Render the following material again verbatim, leaving nothing out.

* * * * * * *

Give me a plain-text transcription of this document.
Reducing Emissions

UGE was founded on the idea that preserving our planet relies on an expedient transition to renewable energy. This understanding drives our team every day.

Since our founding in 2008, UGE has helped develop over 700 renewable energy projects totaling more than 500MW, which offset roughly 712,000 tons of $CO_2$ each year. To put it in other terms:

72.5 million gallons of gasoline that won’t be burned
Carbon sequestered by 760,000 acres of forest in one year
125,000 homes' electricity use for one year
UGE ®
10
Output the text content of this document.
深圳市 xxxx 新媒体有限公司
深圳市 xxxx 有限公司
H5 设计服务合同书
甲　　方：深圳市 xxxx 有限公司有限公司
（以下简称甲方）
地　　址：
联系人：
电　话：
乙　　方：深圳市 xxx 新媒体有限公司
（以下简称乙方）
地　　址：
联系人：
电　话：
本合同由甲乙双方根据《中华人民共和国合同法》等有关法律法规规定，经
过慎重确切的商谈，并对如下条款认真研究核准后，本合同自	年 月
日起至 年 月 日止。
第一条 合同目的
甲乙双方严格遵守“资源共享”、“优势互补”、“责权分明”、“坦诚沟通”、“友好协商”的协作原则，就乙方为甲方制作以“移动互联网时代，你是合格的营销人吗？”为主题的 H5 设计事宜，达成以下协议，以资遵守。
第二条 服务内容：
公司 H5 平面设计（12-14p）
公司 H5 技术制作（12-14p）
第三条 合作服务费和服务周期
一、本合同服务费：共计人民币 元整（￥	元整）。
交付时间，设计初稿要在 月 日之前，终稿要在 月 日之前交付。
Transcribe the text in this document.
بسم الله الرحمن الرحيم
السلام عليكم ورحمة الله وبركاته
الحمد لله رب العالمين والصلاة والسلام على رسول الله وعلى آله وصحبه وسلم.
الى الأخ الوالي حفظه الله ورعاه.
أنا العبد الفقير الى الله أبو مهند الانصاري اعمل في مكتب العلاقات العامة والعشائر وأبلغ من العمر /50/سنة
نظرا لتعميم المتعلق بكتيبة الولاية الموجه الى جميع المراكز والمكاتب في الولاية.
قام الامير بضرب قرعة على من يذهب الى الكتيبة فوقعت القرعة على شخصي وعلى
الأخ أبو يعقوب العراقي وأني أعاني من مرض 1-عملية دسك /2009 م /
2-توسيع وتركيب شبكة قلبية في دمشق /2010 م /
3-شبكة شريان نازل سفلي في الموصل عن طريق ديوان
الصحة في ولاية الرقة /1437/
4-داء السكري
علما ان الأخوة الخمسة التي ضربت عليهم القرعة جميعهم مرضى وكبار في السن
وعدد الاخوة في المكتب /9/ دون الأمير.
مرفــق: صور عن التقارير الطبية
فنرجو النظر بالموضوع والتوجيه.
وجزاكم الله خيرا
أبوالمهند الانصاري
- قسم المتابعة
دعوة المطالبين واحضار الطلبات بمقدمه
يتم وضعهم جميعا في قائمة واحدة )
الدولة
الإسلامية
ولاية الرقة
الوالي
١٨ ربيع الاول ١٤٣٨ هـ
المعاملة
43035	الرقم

* * * * * * *

• [Task result]
Give me a plain-text transcription of this document.
Reducing Emissions

UGE was founded on the idea that preserving our planet relies on an expedient transition to renewable energy. This understanding drives our team every day.

Since our founding in 2008, UGE has helped develop over 700 renewable energy projects totaling more than 500MW, which offset roughly 712,000 tons of $CO_2$ each year. To put it in other terms:

72.5 million gallons of gasoline that won’t be burned
Carbon sequestered by 760,000 acres of forest in one year
125,000 homes' electricity use for one year
UGE ®
10
Output the text content of this document.
深圳市 xxxx 新媒体有限公司
深圳市 xxxx 有限公司
H5 设计服务合同书
甲　　方：深圳市 xxxx 有限公司有限公司
（以下简称甲方）
地　　址：
联系人：
电　话：
乙　　方：深圳市 xxx 新媒体有限公司
（以下简称乙方）
地　　址：
联系人：
电　话：
本合同由甲乙双方根据《中华人民共和国合同法》等有关法律法规规定，经
过慎重确切的商谈，并对如下条款认真研究核准后，本合同自	年 月
日起至 年 月 日止。
第一条 合同目的
甲乙双方严格遵守“资源共享”、“优势互补”、“责权分明”、“坦诚沟通”、“友好协商”的协作原则，就乙方为甲方制作以“移动互联网时代，你是合格的营销人吗？”为主题的 H5 设计事宜，达成以下协议，以资遵守。
第二条 服务内容：
公司 H5 平面设计（12-14p）
公司 H5 技术制作（12-14p）
第三条 合作服务费和服务周期
一、本合同服务费：共计人民币 元整（￥	元整）。
交付时间，设计初稿要在 月 日之前，终稿要在 月 日之前交付。
Transcribe the text in this document.
بسم الله الرحمن الرحيم
السلام عليكم ورحمة الله وبركاته
الحمد لله رب العالمين والصلاة والسلام على رسول الله وعلى آله وصحبه وسلم.
الى الأخ الوالي حفظه الله ورعاه.
أنا العبد الفقير الى الله أبو مهند الانصاري اعمل في مكتب العلاقات العامة والعشائر وأبلغ من العمر /50/سنة
نظرا لتعميم المتعلق بكتيبة الولاية الموجه الى جميع المراكز والمكاتب في الولاية.
قام الامير بضرب قرعة على من يذهب الى الكتيبة فوقعت القرعة على شخصي وعلى
الأخ أبو يعقوب العراقي وأني أعاني من مرض 1-عملية دسك /2009 م /
2-توسيع وتركيب شبكة قلبية في دمشق /2010 م /
3-شبكة شريان نازل سفلي في الموصل عن طريق ديوان
الصحة في ولاية الرقة /1437/
4-داء السكري
علما ان الأخوة الخمسة التي ضربت عليهم القرعة جميعهم مرضى وكبار في السن
وعدد الاخوة في المكتب /9/ دون الأمير.
مرفــق: صور عن التقارير الطبية
فنرجو النظر بالموضوع والتوجيه.
وجزاكم الله خيرا
أبوالمهند الانصاري
- قسم المتابعة
دعوة المطالبين واحضار الطلبات بمقدمه
يتم وضعهم جميعا في قائمة واحدة )
الدولة
الإسلامية
ولاية الرقة
الوالي
١٨ ربيع الاول ١٤٣٨ هـ
المعاملة
43035	الرقم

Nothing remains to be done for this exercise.